Write out the records word for word, with no pictures.

Figure contents as structured data:
***
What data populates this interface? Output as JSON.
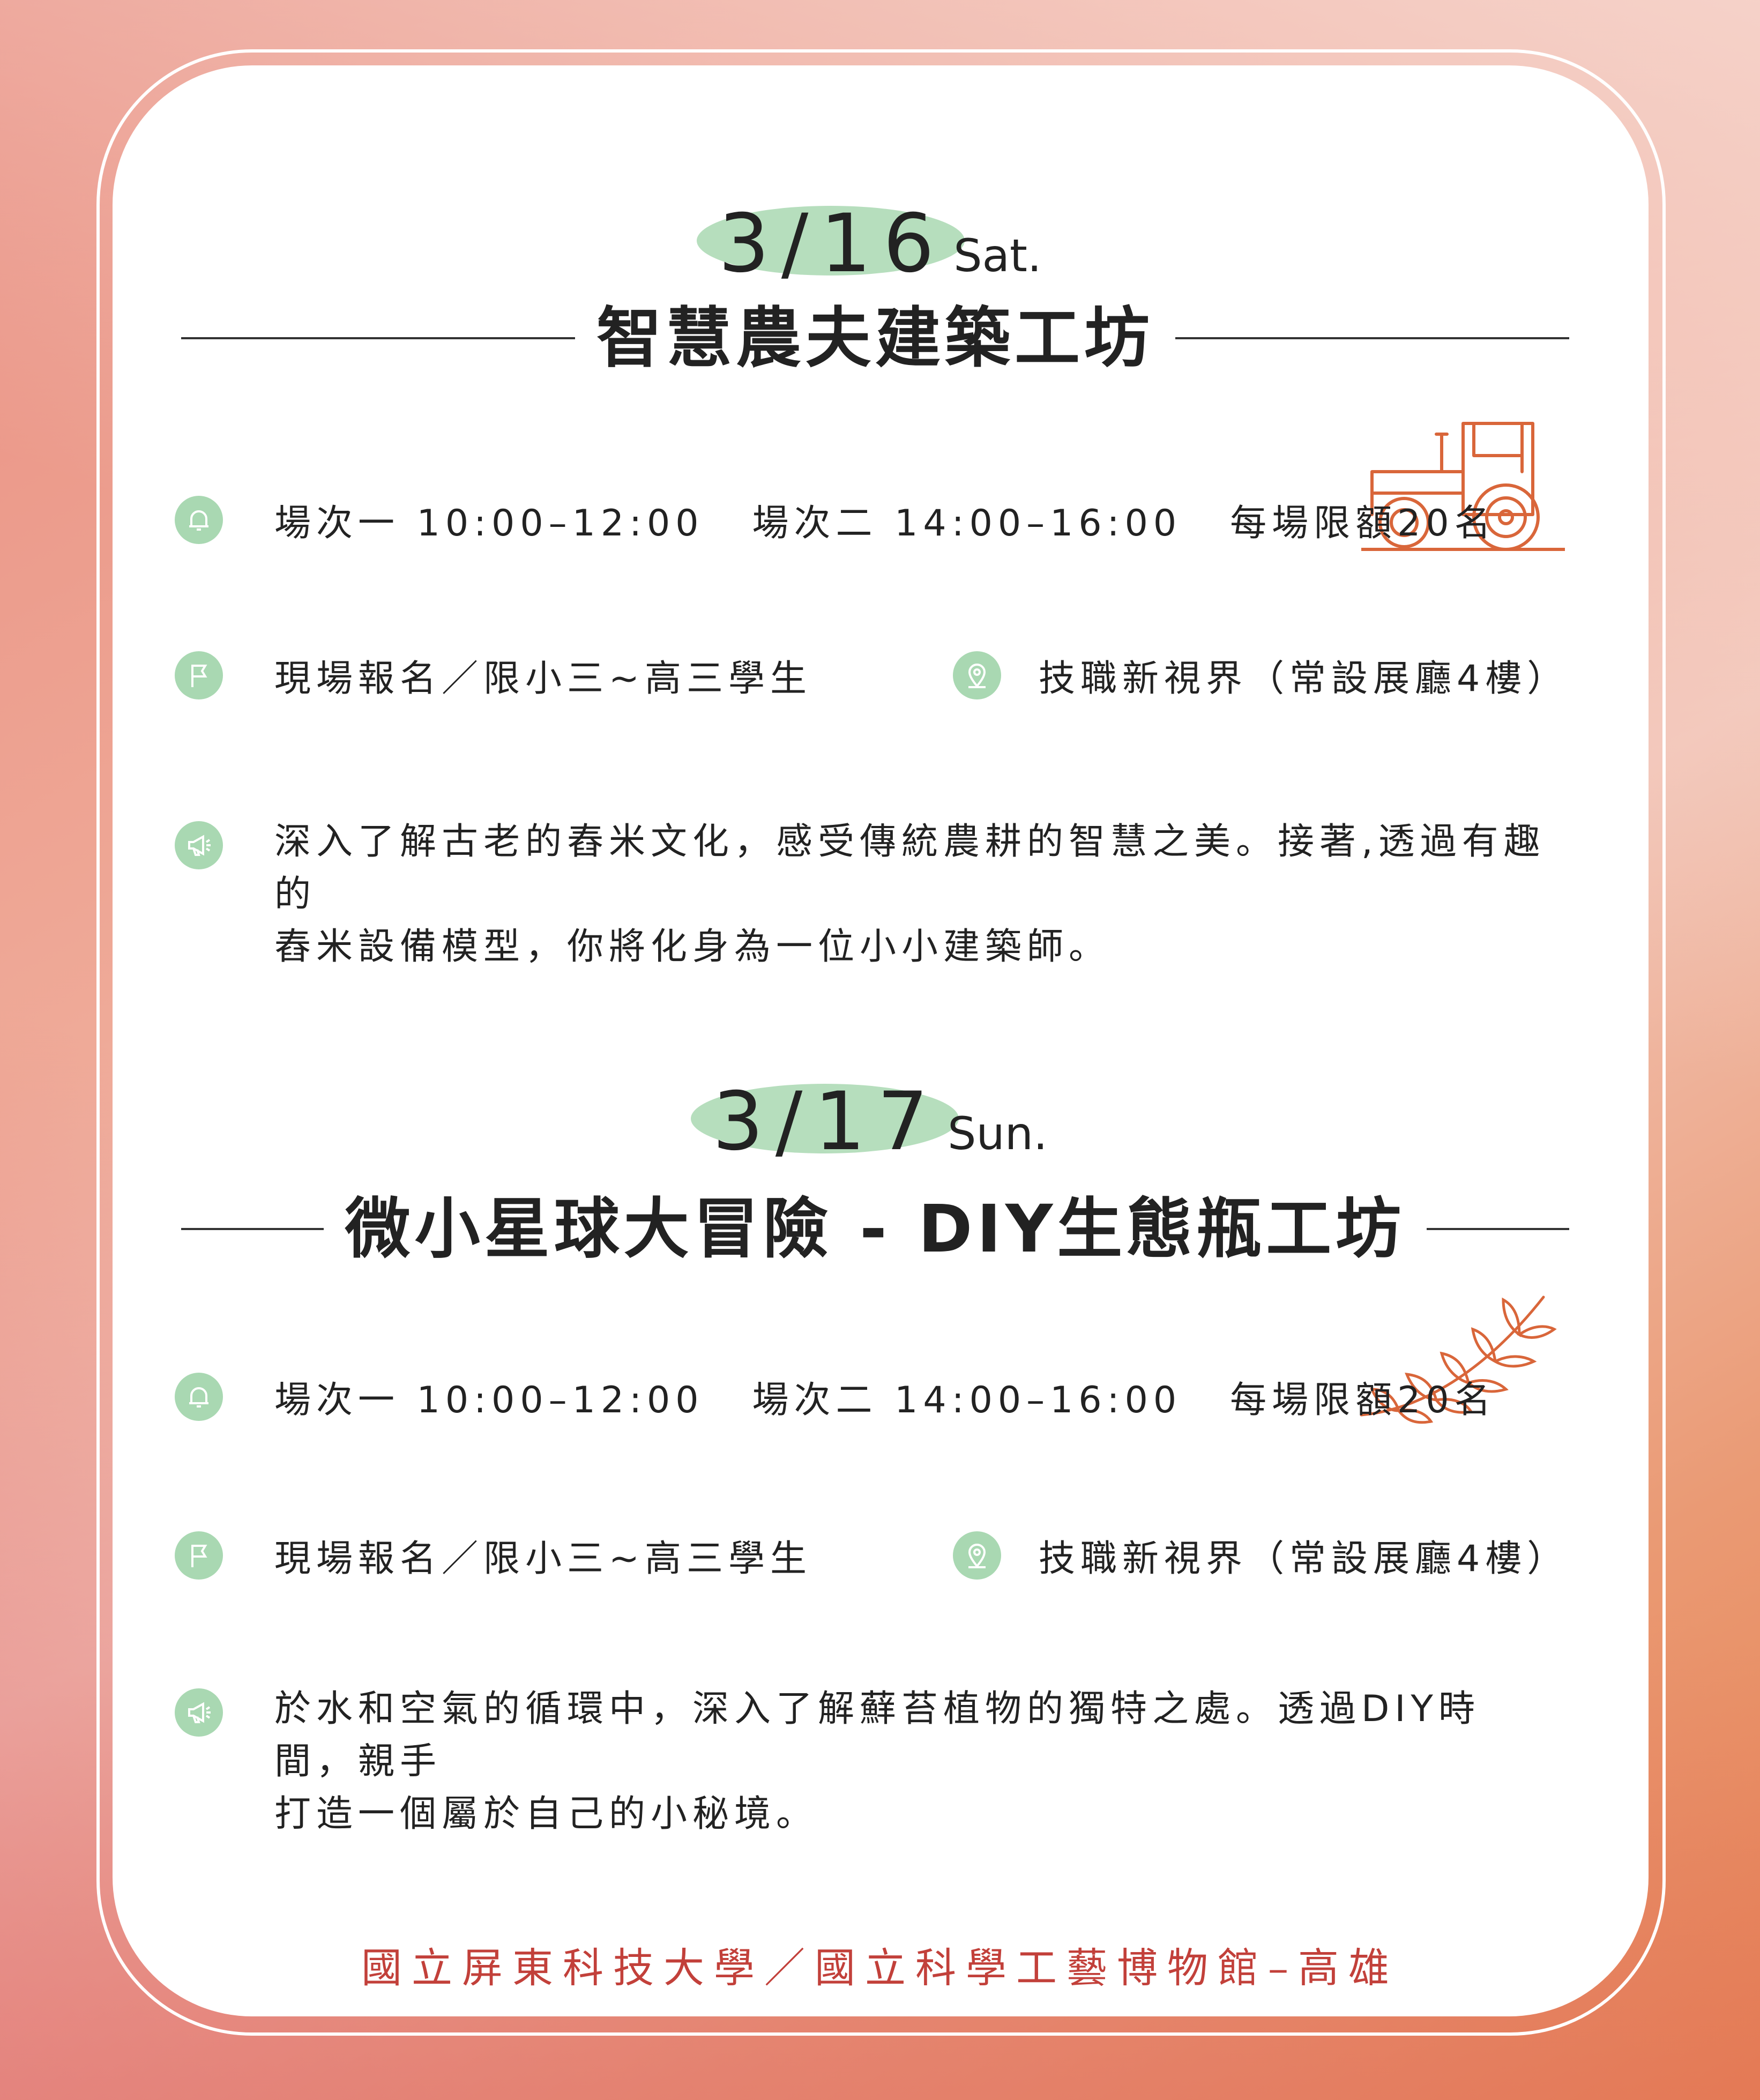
{
  "events": [
    {
      "date": "3/16",
      "weekday": "Sat.",
      "title": "智慧農夫建築工坊",
      "session1": "場次一 10:00–12:00",
      "session2": "場次二 14:00–16:00",
      "capacity": "每場限額20名",
      "registration": "現場報名／限小三~高三學生",
      "location": "技職新視界（常設展廳4樓）",
      "description_line1": "深入了解古老的舂米文化，感受傳統農耕的智慧之美。接著,透過有趣的",
      "description_line2": "舂米設備模型，你將化身為一位小小建築師。",
      "deco_icon": "tractor-icon"
    },
    {
      "date": "3/17",
      "weekday": "Sun.",
      "title": "微小星球大冒險 - DIY生態瓶工坊",
      "session1": "場次一 10:00–12:00",
      "session2": "場次二 14:00–16:00",
      "capacity": "每場限額20名",
      "registration": "現場報名／限小三~高三學生",
      "location": "技職新視界（常設展廳4樓）",
      "description_line1": "於水和空氣的循環中，深入了解蘚苔植物的獨特之處。透過DIY時間，親手",
      "description_line2": "打造一個屬於自己的小秘境。",
      "deco_icon": "leaf-branch-icon"
    }
  ],
  "footer": "國立屏東科技大學／國立科學工藝博物館–高雄",
  "colors": {
    "accent_green": "#a9d8b2",
    "footer_red": "#c2403a",
    "deco_orange": "#d9663a",
    "text": "#222222"
  },
  "icons": {
    "session": "bell-icon",
    "registration": "flag-icon",
    "location": "map-pin-icon",
    "description": "megaphone-icon"
  }
}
***
**SOLUTION:**
What data populates this interface? Output as JSON.
{
  "events": [
    {
      "date": "3/16",
      "weekday": "Sat.",
      "title": "智慧農夫建築工坊",
      "session1": "場次一 10:00–12:00",
      "session2": "場次二 14:00–16:00",
      "capacity": "每場限額20名",
      "registration": "現場報名／限小三~高三學生",
      "location": "技職新視界（常設展廳4樓）",
      "description_line1": "深入了解古老的舂米文化，感受傳統農耕的智慧之美。接著,透過有趣的",
      "description_line2": "舂米設備模型，你將化身為一位小小建築師。",
      "deco_icon": "tractor-icon"
    },
    {
      "date": "3/17",
      "weekday": "Sun.",
      "title": "微小星球大冒險 - DIY生態瓶工坊",
      "session1": "場次一 10:00–12:00",
      "session2": "場次二 14:00–16:00",
      "capacity": "每場限額20名",
      "registration": "現場報名／限小三~高三學生",
      "location": "技職新視界（常設展廳4樓）",
      "description_line1": "於水和空氣的循環中，深入了解蘚苔植物的獨特之處。透過DIY時間，親手",
      "description_line2": "打造一個屬於自己的小秘境。",
      "deco_icon": "leaf-branch-icon"
    }
  ],
  "footer": "國立屏東科技大學／國立科學工藝博物館–高雄",
  "colors": {
    "accent_green": "#a9d8b2",
    "footer_red": "#c2403a",
    "deco_orange": "#d9663a",
    "text": "#222222"
  },
  "icons": {
    "session": "bell-icon",
    "registration": "flag-icon",
    "location": "map-pin-icon",
    "description": "megaphone-icon"
  }
}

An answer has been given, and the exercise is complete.